— BEGIN Given entries —

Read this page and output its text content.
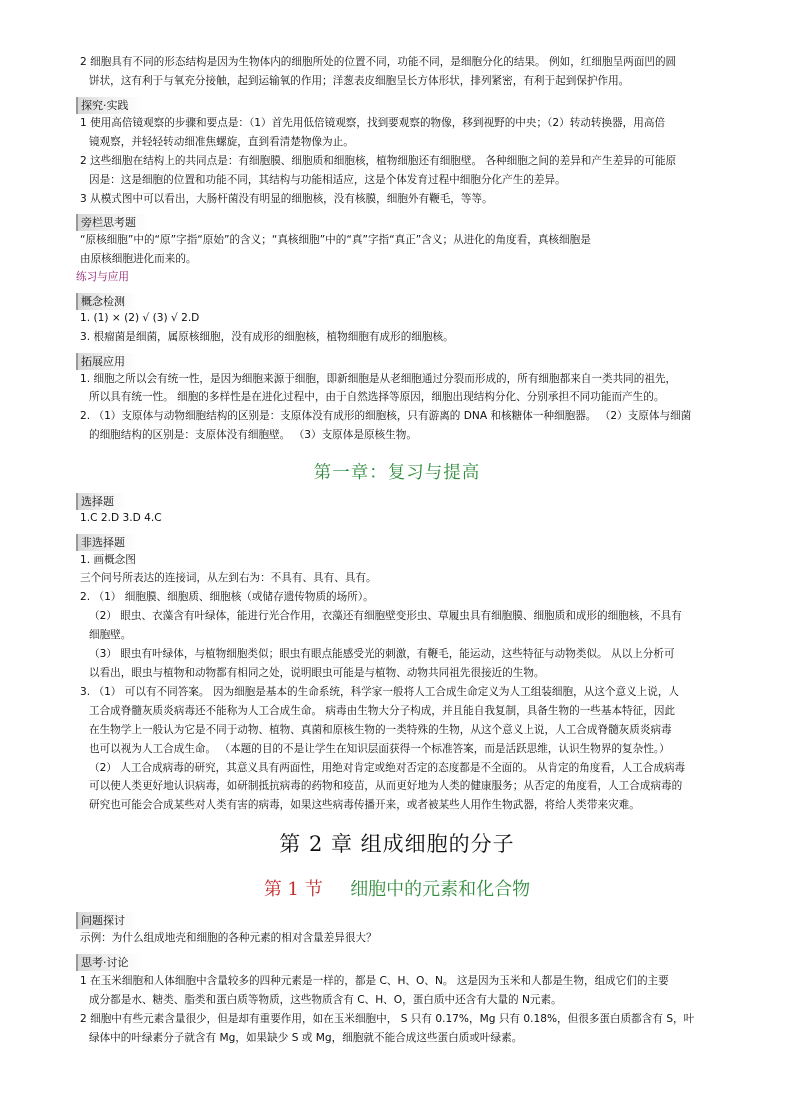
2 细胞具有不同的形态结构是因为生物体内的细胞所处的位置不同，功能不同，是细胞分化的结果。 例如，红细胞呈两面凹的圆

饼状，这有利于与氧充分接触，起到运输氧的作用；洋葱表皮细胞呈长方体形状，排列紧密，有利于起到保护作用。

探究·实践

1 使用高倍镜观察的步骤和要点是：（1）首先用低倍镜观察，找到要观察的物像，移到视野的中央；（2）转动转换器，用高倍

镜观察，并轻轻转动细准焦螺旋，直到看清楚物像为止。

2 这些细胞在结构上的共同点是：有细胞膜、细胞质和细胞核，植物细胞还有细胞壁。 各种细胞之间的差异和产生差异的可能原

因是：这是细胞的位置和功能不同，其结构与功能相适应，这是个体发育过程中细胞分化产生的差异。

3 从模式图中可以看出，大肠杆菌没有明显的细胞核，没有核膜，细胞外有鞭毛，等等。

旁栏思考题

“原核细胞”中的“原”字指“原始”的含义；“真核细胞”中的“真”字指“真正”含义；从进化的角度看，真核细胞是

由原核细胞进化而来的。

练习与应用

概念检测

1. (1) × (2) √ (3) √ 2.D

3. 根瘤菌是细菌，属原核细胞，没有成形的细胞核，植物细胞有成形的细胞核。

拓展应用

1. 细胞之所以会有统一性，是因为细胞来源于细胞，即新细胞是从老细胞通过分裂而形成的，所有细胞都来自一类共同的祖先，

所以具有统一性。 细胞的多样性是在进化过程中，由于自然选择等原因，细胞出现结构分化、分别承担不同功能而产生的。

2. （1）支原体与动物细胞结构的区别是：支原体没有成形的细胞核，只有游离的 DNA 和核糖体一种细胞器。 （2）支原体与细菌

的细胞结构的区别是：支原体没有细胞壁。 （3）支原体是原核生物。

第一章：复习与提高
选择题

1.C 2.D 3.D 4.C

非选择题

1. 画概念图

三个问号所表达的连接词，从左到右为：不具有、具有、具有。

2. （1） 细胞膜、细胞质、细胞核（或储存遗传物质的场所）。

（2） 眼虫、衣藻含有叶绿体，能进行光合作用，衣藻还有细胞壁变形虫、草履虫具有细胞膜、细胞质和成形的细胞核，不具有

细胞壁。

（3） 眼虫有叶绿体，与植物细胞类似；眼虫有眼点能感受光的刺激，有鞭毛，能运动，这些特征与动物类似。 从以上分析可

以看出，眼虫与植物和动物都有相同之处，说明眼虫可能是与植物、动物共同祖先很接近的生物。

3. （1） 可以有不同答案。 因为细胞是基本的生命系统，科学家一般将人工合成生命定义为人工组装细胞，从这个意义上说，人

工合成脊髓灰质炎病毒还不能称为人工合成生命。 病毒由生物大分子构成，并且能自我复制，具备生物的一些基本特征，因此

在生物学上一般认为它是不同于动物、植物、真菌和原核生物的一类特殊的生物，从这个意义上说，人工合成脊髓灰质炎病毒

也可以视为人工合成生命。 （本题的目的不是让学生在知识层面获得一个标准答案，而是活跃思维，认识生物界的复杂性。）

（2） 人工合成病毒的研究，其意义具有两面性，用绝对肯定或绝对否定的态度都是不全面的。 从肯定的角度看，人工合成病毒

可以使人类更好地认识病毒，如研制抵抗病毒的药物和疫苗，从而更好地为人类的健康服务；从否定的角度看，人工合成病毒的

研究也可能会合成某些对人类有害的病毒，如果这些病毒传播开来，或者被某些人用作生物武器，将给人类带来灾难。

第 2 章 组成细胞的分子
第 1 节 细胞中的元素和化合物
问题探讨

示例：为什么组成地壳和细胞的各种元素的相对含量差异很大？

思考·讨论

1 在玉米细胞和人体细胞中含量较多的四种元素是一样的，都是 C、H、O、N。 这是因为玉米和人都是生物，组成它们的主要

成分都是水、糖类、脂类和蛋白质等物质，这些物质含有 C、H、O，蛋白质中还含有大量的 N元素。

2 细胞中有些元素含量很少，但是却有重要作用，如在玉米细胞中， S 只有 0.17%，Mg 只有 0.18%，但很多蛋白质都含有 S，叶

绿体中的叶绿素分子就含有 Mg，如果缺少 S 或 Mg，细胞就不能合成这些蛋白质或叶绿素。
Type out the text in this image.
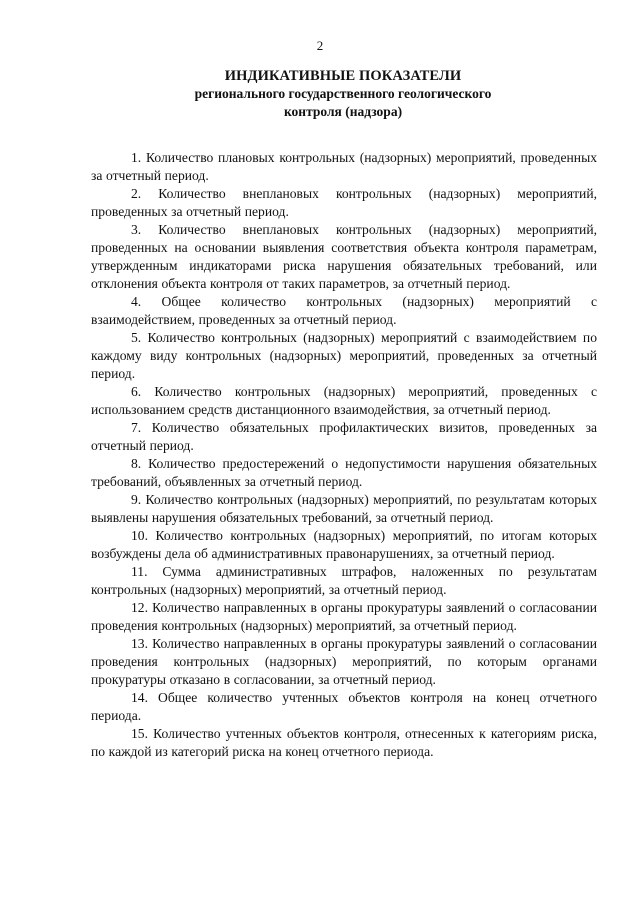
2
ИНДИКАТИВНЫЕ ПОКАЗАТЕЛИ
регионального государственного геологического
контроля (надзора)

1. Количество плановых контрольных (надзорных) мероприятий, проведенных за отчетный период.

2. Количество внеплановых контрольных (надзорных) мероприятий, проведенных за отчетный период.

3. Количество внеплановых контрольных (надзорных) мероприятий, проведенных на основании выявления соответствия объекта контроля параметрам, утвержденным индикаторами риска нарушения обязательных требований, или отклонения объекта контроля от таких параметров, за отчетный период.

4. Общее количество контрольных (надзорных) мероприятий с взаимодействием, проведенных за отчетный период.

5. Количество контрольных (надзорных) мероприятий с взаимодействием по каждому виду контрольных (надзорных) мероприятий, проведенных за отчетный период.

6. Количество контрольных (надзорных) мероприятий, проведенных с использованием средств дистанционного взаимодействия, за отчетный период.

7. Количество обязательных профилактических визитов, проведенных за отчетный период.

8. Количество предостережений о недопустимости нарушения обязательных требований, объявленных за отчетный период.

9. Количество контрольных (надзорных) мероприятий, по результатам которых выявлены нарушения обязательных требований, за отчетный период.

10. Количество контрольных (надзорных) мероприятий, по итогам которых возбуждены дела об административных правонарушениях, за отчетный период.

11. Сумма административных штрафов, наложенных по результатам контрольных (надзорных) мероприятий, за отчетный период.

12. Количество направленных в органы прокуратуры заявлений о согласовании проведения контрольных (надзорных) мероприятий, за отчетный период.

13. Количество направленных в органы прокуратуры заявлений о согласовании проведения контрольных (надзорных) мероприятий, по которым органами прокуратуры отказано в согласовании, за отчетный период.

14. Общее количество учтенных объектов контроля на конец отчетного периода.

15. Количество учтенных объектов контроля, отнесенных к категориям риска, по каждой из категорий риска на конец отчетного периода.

— END Given entries —
— BEGIN Given entries —

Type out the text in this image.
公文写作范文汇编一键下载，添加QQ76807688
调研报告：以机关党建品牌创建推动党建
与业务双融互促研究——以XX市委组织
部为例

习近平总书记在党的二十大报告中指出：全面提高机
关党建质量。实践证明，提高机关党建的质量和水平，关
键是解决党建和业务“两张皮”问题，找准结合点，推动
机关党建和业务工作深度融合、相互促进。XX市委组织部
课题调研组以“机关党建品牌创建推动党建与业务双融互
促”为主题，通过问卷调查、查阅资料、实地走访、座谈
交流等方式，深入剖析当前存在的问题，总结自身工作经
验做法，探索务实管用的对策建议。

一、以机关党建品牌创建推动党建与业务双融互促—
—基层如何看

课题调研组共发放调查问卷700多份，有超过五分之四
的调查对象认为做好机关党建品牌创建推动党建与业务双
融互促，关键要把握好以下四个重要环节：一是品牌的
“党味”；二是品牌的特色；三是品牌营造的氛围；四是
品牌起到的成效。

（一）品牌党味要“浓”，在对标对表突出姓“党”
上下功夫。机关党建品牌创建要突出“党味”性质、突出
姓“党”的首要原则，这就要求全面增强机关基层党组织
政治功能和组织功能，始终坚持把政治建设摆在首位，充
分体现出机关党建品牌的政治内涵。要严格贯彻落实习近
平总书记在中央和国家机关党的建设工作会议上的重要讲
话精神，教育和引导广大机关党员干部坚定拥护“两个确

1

— END Given entries —

A single figure is required: the number of lines above in which the word "Общее" occurs.

> [The response] 2